Data supplied —
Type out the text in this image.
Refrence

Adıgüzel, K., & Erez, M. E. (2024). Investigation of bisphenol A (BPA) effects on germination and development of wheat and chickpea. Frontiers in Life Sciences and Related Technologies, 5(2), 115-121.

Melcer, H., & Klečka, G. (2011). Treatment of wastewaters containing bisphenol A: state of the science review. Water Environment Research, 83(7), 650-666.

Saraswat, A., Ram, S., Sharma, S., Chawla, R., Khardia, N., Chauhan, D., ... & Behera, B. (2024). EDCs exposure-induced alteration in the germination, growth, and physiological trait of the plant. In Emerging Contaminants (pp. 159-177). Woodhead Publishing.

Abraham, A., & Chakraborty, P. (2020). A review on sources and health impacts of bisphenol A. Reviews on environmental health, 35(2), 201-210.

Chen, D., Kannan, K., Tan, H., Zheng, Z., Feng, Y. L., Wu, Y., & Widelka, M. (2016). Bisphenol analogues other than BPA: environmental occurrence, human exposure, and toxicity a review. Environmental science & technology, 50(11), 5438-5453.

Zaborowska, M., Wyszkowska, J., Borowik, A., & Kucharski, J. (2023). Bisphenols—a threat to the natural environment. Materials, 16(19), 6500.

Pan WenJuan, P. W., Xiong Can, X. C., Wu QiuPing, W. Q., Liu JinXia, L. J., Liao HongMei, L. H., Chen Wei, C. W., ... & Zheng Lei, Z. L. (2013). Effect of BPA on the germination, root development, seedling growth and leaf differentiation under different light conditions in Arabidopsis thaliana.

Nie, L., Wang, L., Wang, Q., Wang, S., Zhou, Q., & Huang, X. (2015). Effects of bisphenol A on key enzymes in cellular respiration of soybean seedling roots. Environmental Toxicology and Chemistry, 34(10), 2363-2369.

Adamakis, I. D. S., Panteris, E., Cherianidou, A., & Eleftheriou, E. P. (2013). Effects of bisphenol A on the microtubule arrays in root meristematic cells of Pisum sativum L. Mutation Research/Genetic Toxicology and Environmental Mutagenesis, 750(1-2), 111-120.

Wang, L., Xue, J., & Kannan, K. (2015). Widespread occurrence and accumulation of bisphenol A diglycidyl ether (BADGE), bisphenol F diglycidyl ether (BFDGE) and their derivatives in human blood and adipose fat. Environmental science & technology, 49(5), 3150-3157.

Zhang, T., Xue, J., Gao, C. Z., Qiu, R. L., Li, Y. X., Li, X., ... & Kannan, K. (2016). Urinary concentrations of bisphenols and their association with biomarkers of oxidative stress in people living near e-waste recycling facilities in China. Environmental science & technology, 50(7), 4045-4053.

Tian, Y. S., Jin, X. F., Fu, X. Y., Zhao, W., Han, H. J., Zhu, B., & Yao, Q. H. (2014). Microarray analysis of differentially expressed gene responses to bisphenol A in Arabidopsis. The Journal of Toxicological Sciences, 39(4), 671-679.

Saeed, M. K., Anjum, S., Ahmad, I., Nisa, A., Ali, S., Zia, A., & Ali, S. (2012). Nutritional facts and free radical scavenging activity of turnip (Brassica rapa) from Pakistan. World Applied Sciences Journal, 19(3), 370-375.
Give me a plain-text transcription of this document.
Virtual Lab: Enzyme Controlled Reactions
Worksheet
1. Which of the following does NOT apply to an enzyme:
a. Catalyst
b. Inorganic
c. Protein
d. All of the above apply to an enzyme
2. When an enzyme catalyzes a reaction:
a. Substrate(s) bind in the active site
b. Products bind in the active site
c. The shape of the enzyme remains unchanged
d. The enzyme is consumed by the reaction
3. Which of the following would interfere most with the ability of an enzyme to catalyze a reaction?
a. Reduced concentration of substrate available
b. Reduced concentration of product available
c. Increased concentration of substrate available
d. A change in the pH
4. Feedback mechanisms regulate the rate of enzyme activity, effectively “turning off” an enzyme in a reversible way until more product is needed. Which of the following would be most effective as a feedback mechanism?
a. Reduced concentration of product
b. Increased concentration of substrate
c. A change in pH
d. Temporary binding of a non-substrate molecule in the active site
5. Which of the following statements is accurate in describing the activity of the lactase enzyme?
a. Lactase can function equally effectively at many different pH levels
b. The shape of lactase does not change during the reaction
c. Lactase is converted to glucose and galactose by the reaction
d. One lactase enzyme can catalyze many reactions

What the task requires —
The answer must consist of every line above that holds the string "many", copied exactly.

Response —
a. Lactase can function equally effectively at many different pH levels
d. One lactase enzyme can catalyze many reactions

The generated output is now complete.